[Dataset items]
..............................
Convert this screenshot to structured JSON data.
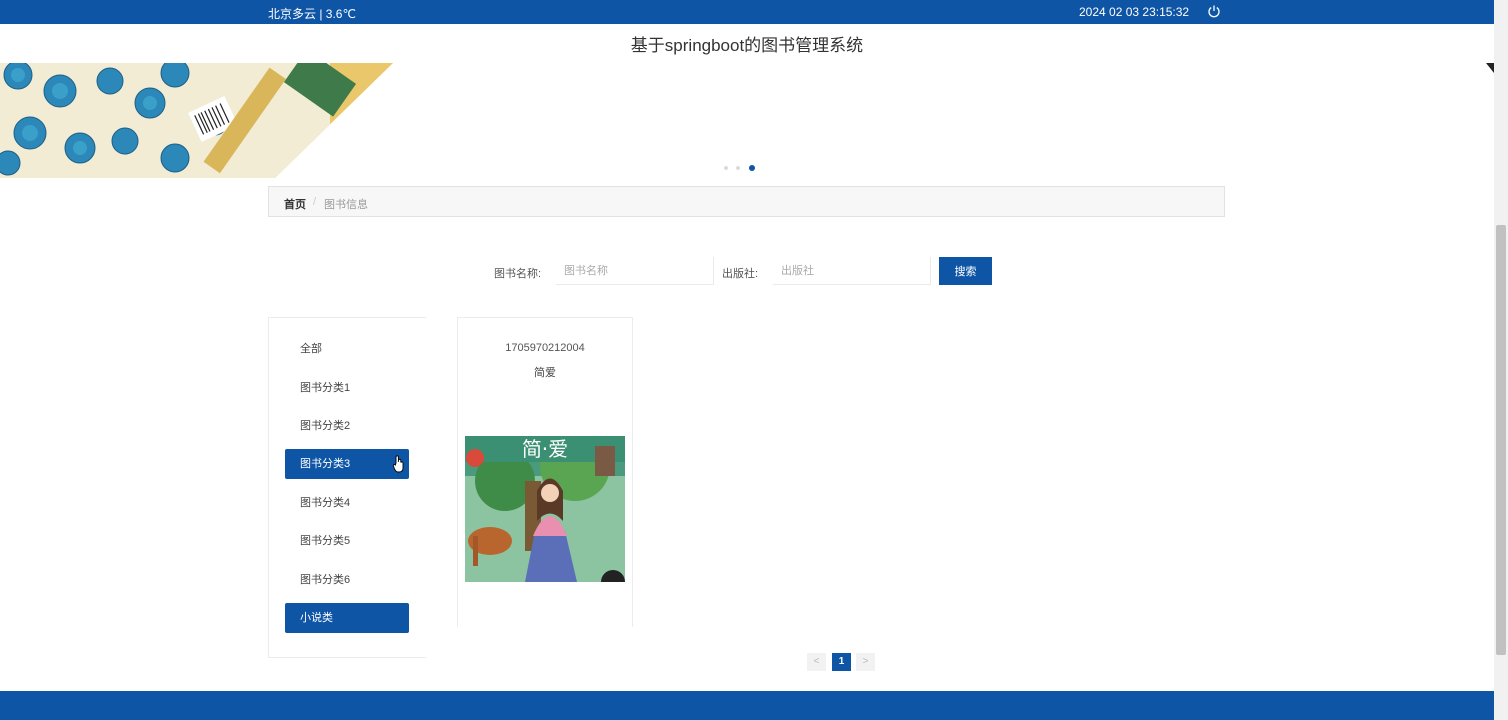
{
  "topbar": {
    "weather": "北京多云 |  3.6℃",
    "datetime": "2024 02 03   23:15:32",
    "power_icon": "power-icon"
  },
  "site_title": "基于springboot的图书管理系统",
  "carousel": {
    "count": 3,
    "active_index": 2
  },
  "breadcrumb": {
    "home": "首页",
    "separator": "/",
    "current": "图书信息"
  },
  "search": {
    "name_label": "图书名称:",
    "name_placeholder": "图书名称",
    "publisher_label": "出版社:",
    "publisher_placeholder": "出版社",
    "button": "搜索"
  },
  "categories": [
    {
      "label": "全部",
      "active": false
    },
    {
      "label": "图书分类1",
      "active": false
    },
    {
      "label": "图书分类2",
      "active": false
    },
    {
      "label": "图书分类3",
      "active": true
    },
    {
      "label": "图书分类4",
      "active": false
    },
    {
      "label": "图书分类5",
      "active": false
    },
    {
      "label": "图书分类6",
      "active": false
    },
    {
      "label": "小说类",
      "active": true
    }
  ],
  "book": {
    "id": "1705970212004",
    "name": "简爱",
    "cover_title": "简·爱"
  },
  "pagination": {
    "prev": "<",
    "current": "1",
    "next": ">"
  },
  "colors": {
    "primary": "#0e55a6"
  }
}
..............................
* [JOB] Set down the material above as is, without any pictures.

* [EXERCISE RESPONSE]
Convert this screenshot to structured JSON data.
{
  "topbar": {
    "weather": "北京多云 |  3.6℃",
    "datetime": "2024 02 03   23:15:32",
    "power_icon": "power-icon"
  },
  "site_title": "基于springboot的图书管理系统",
  "carousel": {
    "count": 3,
    "active_index": 2
  },
  "breadcrumb": {
    "home": "首页",
    "separator": "/",
    "current": "图书信息"
  },
  "search": {
    "name_label": "图书名称:",
    "name_placeholder": "图书名称",
    "publisher_label": "出版社:",
    "publisher_placeholder": "出版社",
    "button": "搜索"
  },
  "categories": [
    {
      "label": "全部",
      "active": false
    },
    {
      "label": "图书分类1",
      "active": false
    },
    {
      "label": "图书分类2",
      "active": false
    },
    {
      "label": "图书分类3",
      "active": true
    },
    {
      "label": "图书分类4",
      "active": false
    },
    {
      "label": "图书分类5",
      "active": false
    },
    {
      "label": "图书分类6",
      "active": false
    },
    {
      "label": "小说类",
      "active": true
    }
  ],
  "book": {
    "id": "1705970212004",
    "name": "简爱",
    "cover_title": "简·爱"
  },
  "pagination": {
    "prev": "<",
    "current": "1",
    "next": ">"
  },
  "colors": {
    "primary": "#0e55a6"
  }
}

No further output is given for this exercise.